Written problem >> Please copy every line of the records below that holds the word "current".

# # # #

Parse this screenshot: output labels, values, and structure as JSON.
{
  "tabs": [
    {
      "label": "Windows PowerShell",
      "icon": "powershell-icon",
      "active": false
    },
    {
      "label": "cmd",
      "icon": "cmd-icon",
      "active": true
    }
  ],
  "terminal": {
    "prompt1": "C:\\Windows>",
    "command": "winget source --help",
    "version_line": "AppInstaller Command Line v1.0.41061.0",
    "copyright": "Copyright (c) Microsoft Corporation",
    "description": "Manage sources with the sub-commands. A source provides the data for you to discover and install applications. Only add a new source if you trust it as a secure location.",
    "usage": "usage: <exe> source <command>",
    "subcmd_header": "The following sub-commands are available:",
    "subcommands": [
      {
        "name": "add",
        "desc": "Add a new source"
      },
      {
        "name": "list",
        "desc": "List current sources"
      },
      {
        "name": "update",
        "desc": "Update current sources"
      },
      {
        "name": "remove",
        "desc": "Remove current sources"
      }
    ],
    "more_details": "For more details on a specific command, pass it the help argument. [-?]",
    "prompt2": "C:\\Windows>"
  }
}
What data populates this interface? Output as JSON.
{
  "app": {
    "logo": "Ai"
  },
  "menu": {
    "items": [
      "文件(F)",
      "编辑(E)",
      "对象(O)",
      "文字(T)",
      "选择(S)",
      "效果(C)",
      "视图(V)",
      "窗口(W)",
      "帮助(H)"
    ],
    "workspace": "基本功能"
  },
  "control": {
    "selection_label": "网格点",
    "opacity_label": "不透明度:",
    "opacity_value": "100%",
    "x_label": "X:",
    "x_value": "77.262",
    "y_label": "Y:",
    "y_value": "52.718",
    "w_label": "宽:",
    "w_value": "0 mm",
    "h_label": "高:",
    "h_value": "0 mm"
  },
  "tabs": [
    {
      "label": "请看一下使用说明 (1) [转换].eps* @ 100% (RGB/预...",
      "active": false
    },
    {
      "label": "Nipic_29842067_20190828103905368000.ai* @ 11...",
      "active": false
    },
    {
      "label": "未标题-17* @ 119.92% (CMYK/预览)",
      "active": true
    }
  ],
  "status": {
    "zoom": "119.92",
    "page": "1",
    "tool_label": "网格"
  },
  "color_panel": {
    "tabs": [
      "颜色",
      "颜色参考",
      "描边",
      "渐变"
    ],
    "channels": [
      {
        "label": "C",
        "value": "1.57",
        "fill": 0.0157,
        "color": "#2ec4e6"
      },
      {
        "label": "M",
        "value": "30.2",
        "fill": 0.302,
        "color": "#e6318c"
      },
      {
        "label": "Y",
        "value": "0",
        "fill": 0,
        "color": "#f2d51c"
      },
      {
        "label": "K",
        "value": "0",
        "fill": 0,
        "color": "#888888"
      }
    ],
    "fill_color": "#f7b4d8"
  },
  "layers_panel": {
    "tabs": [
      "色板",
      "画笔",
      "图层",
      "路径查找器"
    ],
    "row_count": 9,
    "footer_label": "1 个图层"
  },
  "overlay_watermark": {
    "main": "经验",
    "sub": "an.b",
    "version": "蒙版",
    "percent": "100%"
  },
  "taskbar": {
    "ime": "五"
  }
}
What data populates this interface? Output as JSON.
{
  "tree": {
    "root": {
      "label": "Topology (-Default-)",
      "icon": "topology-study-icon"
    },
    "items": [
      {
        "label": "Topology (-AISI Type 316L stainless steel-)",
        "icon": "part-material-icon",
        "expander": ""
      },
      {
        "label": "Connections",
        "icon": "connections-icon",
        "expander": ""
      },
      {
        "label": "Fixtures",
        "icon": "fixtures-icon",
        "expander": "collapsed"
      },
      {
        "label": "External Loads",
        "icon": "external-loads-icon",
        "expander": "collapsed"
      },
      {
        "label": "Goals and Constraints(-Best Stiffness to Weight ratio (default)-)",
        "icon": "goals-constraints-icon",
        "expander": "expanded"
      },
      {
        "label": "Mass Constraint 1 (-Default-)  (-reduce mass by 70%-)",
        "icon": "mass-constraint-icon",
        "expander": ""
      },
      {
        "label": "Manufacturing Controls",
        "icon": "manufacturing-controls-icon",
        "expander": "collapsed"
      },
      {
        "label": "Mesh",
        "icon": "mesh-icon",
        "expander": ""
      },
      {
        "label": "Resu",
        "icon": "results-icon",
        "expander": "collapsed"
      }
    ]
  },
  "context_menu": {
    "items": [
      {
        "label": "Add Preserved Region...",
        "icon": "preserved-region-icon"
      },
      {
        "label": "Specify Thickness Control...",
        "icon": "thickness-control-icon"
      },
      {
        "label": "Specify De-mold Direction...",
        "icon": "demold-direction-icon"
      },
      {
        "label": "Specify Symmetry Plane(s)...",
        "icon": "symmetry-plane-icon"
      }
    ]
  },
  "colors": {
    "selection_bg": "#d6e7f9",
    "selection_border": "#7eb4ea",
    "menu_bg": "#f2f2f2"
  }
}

# # # #

Answer for this exercise >>
        "desc": "List current sources"
        "desc": "Update current sources"
        "desc": "Remove current sources"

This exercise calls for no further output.